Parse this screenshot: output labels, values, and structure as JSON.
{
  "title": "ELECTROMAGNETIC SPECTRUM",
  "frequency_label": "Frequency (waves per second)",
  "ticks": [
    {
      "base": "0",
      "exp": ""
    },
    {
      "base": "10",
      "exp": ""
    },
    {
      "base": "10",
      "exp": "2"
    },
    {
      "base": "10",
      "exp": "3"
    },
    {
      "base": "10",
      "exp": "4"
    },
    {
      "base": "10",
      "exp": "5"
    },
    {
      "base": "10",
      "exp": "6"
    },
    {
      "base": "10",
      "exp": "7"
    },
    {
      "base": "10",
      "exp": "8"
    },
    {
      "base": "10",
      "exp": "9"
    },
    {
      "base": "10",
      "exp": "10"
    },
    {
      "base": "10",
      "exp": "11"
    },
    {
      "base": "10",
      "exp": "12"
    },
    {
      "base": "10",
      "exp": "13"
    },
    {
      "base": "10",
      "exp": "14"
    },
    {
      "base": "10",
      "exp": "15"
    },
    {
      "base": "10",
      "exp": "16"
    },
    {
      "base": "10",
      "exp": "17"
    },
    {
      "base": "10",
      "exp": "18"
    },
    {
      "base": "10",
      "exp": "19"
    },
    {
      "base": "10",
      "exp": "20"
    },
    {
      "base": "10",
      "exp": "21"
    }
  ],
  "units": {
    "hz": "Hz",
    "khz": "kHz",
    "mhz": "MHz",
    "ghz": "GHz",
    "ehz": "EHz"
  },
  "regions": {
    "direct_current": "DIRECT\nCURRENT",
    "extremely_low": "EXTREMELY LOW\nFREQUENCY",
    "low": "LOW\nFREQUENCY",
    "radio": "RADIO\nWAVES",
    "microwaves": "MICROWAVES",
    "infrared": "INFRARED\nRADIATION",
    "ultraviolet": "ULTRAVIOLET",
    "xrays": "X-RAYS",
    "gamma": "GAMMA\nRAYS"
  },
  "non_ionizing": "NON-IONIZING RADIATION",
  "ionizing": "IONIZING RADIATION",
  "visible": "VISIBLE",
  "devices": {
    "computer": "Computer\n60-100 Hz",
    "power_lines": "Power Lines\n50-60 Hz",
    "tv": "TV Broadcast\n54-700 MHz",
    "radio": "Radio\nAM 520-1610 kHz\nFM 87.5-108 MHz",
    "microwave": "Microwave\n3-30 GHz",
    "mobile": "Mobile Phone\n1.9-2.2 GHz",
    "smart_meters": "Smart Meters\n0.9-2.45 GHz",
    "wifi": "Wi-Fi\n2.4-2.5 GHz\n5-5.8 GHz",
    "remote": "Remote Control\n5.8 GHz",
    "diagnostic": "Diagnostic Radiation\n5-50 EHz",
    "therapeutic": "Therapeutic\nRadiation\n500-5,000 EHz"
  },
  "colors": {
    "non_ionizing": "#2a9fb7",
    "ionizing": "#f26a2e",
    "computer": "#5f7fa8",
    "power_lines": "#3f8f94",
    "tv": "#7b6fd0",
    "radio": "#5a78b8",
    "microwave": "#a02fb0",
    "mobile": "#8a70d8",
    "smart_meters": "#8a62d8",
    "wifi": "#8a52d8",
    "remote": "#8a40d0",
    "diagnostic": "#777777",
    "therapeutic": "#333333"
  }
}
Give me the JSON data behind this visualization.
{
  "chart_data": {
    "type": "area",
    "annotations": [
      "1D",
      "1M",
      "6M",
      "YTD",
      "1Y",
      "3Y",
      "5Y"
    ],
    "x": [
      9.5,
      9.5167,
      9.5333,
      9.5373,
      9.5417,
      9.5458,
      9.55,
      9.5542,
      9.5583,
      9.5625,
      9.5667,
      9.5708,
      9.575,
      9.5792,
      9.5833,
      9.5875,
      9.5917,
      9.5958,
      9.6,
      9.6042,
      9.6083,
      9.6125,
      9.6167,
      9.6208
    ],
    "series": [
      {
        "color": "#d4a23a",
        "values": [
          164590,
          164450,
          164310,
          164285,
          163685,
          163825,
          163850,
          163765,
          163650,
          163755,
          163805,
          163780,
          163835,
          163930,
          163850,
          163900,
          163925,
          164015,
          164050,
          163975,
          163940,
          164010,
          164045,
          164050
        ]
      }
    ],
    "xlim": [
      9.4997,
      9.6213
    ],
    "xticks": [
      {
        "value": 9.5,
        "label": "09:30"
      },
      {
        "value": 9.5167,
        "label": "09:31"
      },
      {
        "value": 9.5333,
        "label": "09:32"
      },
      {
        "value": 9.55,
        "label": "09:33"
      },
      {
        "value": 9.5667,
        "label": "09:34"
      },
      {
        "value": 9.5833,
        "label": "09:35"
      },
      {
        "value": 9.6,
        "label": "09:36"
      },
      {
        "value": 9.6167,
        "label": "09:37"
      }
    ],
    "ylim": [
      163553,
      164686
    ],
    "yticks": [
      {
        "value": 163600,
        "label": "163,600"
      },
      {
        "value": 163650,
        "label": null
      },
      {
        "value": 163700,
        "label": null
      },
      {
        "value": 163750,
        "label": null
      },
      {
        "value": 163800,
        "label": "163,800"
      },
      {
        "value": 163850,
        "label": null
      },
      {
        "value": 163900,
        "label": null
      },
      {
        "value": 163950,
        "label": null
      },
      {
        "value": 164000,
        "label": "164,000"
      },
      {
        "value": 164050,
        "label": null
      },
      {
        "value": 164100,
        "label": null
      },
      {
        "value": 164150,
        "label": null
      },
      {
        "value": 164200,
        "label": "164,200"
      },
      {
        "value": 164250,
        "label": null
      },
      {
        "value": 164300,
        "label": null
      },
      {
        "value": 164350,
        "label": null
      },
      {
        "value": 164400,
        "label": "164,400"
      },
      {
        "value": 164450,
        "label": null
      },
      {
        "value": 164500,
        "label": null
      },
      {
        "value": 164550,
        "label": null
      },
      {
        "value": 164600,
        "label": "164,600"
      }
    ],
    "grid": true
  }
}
● ● ● ●
Description of the task: Give only the number of lines in the data that hold the string "computer".

Result of this task: 2